*Aim*: Extract, from the records beneath this instruction, each line that contains the word "caption".

Records for this exercise start

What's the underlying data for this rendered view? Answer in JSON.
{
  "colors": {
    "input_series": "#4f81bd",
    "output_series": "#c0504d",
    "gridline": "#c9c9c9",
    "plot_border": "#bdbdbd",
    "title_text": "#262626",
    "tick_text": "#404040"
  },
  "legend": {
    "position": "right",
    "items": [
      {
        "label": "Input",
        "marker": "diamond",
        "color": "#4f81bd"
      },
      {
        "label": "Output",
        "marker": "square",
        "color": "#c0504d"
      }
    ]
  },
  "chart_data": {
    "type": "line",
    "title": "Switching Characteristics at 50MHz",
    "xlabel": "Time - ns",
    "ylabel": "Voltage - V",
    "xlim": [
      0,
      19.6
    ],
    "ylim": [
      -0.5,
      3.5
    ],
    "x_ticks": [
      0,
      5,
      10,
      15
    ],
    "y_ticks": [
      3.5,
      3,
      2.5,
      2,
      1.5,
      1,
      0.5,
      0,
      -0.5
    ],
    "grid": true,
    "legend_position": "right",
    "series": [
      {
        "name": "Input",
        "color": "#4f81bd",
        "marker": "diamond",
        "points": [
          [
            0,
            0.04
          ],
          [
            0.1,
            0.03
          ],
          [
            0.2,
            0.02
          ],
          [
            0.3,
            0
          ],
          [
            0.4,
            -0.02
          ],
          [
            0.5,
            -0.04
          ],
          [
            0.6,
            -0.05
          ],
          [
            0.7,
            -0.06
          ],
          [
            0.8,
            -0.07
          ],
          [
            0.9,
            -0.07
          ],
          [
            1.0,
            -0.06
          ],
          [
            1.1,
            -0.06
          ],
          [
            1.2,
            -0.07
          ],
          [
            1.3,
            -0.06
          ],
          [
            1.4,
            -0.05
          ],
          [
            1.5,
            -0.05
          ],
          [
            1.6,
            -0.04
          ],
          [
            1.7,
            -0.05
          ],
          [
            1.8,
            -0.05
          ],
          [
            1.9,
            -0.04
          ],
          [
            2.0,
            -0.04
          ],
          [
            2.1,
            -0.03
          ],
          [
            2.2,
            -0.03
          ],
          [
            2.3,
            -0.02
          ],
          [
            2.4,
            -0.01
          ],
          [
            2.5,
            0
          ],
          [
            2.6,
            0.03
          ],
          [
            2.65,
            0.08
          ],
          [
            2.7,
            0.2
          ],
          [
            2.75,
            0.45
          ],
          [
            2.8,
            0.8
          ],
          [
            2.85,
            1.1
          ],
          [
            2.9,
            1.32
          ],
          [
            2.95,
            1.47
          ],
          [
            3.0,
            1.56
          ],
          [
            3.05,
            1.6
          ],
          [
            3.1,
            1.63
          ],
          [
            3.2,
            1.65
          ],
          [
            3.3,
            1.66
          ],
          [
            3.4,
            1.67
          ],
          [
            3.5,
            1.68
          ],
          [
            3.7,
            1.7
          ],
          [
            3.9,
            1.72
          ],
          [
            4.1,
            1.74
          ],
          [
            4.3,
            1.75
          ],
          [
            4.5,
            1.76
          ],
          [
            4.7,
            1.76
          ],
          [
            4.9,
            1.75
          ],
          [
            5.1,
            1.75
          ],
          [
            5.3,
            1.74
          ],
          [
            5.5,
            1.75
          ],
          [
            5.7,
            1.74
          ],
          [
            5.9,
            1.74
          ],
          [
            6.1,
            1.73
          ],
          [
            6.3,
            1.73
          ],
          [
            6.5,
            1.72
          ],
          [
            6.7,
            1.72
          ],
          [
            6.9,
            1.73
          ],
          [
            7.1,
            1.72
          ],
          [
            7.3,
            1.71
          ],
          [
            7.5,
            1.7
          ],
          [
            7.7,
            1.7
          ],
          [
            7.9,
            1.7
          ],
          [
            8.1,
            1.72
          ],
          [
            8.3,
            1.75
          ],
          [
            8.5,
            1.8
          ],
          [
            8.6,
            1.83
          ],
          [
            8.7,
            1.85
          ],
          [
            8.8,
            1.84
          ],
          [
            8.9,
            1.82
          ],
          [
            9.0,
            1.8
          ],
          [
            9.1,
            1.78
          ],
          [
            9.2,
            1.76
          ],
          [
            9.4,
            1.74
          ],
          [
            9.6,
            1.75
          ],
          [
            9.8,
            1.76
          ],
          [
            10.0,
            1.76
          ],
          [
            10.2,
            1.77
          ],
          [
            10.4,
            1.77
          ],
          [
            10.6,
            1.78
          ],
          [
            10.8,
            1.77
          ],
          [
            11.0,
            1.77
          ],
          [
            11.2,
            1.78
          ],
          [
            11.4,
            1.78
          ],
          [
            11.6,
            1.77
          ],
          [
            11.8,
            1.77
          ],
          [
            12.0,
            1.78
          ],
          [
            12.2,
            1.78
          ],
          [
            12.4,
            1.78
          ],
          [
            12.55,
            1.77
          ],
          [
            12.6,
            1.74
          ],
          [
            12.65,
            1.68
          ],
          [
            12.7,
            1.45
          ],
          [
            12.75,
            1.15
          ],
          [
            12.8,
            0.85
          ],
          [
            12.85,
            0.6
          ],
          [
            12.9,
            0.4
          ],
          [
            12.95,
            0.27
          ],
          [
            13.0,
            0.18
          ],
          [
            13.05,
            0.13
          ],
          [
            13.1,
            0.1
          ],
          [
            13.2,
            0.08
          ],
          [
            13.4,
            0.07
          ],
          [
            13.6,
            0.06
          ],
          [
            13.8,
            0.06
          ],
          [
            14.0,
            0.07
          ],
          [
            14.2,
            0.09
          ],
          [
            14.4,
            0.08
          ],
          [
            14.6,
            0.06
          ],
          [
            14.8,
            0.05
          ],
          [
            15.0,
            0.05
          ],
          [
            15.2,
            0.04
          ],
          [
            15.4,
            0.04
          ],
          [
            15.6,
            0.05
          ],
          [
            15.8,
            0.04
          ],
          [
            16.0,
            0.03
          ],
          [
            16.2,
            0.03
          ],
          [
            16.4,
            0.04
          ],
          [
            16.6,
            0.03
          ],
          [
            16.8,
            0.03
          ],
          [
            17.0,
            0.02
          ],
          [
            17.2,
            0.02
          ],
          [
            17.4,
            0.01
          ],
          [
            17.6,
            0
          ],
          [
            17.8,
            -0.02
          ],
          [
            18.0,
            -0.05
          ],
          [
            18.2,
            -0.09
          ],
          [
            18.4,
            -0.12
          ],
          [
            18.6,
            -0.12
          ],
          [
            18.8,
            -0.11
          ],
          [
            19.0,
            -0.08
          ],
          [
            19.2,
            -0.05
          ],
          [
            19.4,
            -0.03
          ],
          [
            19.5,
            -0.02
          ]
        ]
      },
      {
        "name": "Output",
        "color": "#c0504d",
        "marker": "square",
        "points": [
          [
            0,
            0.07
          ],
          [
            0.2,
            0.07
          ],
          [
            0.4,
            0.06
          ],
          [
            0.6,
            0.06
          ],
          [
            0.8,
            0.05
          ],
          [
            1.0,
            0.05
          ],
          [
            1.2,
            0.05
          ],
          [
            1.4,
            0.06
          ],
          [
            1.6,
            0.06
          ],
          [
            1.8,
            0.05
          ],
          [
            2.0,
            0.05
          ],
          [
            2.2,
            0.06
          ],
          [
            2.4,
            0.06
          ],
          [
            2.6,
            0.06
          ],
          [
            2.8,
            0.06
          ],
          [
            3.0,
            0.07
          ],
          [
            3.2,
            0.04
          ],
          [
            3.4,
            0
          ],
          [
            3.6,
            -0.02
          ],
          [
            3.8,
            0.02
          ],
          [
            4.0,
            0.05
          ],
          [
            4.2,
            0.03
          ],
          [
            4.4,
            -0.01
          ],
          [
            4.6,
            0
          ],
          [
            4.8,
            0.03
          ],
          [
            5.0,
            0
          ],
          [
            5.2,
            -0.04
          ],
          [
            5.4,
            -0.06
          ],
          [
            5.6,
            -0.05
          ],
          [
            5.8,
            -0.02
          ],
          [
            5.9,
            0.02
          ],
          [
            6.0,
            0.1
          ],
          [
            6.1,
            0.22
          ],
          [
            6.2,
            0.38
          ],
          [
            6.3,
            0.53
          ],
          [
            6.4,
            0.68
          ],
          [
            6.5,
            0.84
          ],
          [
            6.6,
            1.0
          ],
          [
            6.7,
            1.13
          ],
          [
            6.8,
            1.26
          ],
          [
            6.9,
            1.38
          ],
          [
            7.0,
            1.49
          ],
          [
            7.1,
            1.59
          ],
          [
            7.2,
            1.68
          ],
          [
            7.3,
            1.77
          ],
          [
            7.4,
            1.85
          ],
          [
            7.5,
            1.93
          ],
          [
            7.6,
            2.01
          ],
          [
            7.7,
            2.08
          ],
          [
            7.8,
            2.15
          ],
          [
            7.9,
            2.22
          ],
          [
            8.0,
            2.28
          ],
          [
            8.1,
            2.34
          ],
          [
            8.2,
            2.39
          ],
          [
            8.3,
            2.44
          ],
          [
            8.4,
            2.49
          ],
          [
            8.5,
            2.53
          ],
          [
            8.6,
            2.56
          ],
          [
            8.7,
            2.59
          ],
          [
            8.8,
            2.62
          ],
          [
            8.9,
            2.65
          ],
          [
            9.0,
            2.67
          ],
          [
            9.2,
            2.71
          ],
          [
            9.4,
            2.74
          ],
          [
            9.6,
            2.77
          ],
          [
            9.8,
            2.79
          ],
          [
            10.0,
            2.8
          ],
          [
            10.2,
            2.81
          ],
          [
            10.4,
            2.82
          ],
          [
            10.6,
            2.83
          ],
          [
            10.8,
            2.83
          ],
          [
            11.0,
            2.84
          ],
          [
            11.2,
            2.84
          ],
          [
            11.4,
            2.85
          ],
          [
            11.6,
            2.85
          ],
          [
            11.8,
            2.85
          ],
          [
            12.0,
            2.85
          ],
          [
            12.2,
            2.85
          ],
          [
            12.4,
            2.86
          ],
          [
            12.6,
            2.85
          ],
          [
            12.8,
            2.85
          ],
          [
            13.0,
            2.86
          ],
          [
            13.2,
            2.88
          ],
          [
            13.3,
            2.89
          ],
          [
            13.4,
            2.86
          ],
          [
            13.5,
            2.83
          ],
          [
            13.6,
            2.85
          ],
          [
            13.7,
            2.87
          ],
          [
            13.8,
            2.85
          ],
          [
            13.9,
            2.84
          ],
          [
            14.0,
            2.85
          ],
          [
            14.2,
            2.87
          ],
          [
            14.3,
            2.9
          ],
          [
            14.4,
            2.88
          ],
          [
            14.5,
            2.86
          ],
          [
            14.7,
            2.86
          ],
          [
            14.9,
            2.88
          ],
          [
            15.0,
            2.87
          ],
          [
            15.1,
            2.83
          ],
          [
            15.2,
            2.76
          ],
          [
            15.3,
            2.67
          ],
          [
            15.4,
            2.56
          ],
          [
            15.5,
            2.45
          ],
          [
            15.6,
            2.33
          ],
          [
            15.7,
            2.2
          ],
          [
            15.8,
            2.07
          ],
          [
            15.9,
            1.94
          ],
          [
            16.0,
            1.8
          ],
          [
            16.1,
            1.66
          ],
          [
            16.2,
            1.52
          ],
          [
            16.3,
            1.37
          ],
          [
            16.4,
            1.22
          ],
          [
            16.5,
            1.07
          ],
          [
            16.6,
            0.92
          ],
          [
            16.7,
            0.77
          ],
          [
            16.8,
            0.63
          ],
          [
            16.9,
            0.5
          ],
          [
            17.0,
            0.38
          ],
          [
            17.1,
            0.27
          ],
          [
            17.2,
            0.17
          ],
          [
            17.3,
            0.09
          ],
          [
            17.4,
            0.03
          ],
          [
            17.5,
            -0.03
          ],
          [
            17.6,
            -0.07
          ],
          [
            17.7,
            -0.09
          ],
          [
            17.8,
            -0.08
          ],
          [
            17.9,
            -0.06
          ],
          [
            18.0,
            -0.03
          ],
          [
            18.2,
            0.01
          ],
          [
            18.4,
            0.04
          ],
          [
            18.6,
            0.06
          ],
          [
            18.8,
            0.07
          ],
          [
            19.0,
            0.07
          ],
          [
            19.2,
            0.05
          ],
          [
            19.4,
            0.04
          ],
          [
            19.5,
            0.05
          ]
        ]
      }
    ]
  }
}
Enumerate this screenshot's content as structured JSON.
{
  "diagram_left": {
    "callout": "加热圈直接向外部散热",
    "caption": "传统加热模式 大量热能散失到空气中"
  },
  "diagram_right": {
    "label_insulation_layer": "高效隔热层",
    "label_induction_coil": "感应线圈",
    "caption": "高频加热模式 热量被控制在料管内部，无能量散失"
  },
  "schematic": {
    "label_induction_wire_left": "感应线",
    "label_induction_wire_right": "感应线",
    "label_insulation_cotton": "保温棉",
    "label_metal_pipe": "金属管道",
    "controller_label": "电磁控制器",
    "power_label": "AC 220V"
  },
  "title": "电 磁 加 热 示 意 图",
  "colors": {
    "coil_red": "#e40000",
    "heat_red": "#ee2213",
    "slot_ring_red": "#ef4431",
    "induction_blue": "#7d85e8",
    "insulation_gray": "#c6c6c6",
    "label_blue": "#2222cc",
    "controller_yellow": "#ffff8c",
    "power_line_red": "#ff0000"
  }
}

Records for this exercise end

*The answer*:
    "caption": "传统加热模式 大量热能散失到空气中"
    "caption": "高频加热模式 热量被控制在料管内部，无能量散失"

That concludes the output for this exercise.